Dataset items
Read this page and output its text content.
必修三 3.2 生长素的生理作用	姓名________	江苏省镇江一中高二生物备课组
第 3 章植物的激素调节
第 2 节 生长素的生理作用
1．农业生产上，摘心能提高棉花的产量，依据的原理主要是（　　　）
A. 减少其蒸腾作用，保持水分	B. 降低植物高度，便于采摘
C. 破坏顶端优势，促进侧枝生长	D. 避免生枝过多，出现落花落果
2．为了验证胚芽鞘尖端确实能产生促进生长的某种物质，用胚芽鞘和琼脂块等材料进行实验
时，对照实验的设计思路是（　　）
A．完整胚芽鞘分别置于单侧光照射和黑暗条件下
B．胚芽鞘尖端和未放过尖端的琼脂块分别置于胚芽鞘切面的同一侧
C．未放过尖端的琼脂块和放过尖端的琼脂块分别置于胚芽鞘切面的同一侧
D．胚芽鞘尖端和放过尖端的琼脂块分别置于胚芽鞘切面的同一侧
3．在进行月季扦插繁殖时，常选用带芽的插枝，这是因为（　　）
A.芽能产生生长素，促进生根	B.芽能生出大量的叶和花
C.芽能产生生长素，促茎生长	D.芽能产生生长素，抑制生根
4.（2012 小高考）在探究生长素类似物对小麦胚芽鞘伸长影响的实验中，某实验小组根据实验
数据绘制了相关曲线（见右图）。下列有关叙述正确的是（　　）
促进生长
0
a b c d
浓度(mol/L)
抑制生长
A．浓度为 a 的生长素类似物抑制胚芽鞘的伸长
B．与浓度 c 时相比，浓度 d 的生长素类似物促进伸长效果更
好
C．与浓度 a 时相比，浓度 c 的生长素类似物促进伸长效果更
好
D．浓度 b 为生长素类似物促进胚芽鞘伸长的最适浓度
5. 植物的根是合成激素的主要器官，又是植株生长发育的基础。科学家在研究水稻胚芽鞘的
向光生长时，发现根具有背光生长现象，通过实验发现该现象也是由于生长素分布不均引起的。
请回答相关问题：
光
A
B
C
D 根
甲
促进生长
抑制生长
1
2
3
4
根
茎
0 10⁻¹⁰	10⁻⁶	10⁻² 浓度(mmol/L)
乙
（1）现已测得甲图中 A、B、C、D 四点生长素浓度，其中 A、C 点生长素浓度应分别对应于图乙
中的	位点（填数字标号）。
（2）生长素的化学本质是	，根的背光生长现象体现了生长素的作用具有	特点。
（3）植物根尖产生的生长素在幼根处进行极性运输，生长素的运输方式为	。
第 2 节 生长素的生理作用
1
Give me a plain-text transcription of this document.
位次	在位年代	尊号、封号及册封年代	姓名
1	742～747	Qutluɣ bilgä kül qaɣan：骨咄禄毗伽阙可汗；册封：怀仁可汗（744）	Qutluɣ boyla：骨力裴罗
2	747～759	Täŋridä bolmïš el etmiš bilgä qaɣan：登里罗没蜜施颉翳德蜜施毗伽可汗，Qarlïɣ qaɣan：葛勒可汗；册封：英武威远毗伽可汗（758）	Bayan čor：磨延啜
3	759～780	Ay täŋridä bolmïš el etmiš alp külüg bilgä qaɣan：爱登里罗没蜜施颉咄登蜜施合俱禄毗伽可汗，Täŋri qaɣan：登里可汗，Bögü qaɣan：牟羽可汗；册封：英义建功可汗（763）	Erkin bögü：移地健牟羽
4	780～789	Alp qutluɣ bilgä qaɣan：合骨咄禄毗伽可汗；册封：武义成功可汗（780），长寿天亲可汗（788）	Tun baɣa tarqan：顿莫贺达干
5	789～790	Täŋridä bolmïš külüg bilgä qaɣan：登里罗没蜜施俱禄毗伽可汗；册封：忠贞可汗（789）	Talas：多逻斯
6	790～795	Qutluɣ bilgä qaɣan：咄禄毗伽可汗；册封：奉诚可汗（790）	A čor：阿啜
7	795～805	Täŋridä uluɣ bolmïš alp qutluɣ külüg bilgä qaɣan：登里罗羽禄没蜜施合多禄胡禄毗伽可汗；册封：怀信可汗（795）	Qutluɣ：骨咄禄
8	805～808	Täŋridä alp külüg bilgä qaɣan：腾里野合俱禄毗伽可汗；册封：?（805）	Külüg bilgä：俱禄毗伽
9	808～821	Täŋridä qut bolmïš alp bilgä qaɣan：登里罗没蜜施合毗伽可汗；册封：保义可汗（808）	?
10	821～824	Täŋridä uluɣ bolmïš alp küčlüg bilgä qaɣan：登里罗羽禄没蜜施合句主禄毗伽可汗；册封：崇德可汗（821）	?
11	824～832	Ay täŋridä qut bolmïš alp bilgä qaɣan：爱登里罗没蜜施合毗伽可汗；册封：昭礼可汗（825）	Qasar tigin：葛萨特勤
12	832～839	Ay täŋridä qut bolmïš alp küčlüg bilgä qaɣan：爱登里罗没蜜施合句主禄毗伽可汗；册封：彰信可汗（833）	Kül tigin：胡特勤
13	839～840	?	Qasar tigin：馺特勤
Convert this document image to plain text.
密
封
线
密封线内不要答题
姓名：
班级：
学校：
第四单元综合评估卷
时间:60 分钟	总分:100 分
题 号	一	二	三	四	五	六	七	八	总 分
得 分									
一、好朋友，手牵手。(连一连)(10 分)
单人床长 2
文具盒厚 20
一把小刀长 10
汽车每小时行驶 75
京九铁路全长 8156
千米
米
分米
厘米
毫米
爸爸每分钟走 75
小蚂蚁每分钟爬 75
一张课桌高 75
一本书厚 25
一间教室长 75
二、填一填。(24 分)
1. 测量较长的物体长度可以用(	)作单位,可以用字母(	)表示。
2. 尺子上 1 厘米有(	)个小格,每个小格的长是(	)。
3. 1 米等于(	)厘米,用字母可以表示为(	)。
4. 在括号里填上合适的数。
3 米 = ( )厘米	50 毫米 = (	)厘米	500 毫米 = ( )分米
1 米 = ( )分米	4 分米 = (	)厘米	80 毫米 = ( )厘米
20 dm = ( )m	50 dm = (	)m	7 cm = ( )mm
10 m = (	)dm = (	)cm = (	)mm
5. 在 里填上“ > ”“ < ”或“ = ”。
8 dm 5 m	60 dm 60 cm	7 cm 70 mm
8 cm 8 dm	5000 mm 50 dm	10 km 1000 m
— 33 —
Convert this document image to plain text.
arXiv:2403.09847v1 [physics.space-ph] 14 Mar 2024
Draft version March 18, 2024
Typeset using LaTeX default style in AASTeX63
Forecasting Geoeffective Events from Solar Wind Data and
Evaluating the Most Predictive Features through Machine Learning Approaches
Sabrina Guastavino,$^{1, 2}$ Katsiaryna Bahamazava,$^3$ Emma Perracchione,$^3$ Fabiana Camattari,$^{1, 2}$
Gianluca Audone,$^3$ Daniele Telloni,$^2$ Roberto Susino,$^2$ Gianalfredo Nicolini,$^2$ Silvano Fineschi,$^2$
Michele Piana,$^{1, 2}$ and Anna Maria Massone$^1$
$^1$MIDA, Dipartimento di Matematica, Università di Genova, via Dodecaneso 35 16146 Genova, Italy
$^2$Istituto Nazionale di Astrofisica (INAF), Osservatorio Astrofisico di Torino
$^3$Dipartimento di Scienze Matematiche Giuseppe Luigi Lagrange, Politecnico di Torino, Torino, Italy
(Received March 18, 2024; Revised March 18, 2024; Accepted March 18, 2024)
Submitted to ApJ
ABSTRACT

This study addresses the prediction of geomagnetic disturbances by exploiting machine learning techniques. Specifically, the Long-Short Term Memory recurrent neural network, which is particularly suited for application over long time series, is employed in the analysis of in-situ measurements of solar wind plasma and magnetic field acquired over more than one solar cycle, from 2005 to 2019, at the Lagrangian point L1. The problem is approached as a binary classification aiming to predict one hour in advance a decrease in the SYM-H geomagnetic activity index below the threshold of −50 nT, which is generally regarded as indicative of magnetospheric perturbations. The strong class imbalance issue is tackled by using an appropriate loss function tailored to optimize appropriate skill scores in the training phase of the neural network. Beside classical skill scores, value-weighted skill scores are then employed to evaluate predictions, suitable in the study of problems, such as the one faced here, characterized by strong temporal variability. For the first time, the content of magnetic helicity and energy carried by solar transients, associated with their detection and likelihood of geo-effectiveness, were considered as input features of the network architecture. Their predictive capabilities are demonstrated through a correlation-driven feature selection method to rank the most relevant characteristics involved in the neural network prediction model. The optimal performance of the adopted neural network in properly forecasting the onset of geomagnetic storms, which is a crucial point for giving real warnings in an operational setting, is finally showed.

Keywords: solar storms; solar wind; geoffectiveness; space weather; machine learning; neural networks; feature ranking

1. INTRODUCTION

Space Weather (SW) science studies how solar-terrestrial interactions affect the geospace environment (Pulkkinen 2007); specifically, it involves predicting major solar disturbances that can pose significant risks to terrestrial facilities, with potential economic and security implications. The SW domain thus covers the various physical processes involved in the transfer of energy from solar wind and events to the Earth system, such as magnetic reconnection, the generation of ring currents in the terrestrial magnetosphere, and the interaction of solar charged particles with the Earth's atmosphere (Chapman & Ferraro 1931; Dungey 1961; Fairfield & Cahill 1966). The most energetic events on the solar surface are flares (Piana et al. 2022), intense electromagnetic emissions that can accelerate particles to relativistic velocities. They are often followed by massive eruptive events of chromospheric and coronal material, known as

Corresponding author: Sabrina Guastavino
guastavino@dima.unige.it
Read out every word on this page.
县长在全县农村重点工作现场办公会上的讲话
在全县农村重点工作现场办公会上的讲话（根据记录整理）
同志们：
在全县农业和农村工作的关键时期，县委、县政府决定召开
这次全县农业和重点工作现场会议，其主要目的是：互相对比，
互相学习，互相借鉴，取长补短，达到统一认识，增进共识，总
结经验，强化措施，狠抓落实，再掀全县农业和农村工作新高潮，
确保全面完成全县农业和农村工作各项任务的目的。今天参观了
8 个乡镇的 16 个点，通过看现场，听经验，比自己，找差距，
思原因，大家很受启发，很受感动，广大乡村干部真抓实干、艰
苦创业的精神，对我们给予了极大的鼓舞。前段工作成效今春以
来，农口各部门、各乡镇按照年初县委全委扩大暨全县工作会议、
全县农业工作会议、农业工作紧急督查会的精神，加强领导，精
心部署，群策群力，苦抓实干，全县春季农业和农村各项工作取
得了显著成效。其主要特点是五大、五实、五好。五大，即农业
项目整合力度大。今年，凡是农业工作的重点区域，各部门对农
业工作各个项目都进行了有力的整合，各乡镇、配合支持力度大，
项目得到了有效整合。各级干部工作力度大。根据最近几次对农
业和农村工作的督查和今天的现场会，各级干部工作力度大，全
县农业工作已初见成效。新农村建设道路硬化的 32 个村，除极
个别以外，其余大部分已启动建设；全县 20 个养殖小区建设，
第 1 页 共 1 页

**PROMPT**: Which lines hold the word "Read"? Show each one.

**EXERCISE OUTPUT**:
Read this page and output its text content.
Read out every word on this page.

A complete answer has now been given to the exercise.